● Records from a collection of figures:

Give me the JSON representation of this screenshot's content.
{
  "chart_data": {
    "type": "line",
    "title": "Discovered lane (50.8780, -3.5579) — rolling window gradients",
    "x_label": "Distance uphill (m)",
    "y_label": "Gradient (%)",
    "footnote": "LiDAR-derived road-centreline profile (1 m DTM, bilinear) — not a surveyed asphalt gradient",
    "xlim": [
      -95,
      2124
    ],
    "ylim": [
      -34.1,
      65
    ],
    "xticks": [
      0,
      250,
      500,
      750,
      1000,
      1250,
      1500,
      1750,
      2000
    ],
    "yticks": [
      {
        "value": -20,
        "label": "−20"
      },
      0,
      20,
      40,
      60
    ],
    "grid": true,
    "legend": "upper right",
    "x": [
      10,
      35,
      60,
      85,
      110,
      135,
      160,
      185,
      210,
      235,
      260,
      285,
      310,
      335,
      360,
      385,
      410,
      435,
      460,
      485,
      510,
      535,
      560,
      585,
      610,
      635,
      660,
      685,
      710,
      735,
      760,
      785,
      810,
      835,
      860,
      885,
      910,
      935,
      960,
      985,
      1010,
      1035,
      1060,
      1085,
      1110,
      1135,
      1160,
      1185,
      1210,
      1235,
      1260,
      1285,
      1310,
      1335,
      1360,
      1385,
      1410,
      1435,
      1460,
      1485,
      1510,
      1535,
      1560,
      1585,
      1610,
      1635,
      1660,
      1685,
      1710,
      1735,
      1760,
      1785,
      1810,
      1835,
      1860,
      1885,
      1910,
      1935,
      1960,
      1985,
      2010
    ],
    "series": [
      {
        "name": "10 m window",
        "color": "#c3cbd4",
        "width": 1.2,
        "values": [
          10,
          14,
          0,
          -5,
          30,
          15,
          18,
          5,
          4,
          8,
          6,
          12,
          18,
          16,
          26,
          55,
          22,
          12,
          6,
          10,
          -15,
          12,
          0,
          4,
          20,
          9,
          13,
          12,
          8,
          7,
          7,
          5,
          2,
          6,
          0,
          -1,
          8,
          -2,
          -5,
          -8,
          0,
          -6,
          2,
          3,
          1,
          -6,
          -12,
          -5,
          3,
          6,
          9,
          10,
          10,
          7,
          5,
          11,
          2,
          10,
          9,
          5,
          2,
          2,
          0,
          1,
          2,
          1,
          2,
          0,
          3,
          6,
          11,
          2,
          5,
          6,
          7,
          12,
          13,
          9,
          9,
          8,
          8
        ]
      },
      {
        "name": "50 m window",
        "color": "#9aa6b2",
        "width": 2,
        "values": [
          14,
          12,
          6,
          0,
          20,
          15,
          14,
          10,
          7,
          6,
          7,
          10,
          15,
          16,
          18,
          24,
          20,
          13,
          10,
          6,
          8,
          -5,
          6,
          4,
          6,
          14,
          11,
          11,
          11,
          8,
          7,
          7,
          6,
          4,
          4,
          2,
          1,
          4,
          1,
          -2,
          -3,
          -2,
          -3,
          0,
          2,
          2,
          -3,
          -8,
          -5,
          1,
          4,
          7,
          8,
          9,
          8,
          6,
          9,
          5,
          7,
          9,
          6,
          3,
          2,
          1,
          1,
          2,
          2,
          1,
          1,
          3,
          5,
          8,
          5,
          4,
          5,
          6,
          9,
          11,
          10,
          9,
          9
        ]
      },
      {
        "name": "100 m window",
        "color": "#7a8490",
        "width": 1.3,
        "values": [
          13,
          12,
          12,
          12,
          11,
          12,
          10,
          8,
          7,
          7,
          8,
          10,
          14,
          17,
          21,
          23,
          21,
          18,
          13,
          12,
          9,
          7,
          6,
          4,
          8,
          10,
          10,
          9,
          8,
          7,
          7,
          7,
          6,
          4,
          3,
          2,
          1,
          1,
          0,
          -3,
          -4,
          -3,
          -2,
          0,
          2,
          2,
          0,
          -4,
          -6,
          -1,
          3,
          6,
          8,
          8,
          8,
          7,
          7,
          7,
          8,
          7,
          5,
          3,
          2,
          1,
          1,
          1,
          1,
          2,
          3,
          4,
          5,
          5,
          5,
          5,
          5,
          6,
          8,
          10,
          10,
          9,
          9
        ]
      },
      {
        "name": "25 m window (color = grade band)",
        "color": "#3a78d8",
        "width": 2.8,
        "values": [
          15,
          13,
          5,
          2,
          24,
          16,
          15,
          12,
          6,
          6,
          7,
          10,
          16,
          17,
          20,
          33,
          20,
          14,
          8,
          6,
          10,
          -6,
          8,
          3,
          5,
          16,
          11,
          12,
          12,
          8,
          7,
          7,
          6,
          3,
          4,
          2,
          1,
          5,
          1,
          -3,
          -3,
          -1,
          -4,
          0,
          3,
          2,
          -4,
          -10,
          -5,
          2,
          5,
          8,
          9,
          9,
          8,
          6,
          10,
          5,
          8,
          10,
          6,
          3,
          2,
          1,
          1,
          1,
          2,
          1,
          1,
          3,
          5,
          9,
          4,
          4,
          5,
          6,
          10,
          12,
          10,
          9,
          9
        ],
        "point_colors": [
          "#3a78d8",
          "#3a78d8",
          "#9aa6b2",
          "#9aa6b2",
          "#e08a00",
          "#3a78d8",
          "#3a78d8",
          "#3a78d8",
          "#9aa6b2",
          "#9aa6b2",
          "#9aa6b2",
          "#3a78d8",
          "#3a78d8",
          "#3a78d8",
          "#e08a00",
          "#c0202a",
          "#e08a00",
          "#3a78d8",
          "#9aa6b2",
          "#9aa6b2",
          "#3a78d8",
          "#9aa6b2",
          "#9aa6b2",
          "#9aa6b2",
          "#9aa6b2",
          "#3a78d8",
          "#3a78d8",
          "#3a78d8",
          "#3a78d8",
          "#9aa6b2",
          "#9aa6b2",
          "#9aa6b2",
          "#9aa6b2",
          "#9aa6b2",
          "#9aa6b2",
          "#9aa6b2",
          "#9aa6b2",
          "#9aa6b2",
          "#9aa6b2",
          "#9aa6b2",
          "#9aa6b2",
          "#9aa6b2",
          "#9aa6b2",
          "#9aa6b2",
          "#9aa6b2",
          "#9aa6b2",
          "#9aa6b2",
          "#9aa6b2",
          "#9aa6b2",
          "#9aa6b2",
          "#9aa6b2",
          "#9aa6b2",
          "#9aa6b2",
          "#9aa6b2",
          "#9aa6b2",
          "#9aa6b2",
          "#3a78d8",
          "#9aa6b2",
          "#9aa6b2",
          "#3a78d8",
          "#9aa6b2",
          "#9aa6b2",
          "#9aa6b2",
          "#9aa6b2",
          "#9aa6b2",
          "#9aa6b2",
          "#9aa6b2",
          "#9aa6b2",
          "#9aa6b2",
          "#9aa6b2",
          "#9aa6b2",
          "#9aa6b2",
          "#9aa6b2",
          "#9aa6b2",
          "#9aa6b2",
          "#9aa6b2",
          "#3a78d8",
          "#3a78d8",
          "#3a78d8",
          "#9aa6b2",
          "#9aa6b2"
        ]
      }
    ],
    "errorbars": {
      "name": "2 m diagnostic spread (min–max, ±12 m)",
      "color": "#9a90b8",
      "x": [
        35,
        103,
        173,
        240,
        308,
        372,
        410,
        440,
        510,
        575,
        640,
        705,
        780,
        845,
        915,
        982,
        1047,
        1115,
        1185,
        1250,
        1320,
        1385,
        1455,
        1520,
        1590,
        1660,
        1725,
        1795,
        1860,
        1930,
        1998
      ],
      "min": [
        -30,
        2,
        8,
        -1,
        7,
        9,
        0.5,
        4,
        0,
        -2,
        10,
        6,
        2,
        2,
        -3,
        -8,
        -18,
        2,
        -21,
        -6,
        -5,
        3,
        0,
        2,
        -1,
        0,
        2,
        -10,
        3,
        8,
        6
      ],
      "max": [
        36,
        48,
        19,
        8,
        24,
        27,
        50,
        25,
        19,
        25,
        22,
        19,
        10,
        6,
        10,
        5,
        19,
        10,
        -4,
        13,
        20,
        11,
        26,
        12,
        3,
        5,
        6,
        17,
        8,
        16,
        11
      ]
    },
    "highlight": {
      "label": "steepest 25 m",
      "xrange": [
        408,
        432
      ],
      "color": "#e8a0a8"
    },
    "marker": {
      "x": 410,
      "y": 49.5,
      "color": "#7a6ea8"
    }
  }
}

● GIVEN REQUEST:
Show every line of the records above that contains the word "name".

● RESULT FOR THIS TASK:
        "name": "10 m window",
        "name": "50 m window",
        "name": "100 m window",
        "name": "25 m window (color = grade band)",
      "name": "2 m diagnostic spread (min–max, ±12 m)",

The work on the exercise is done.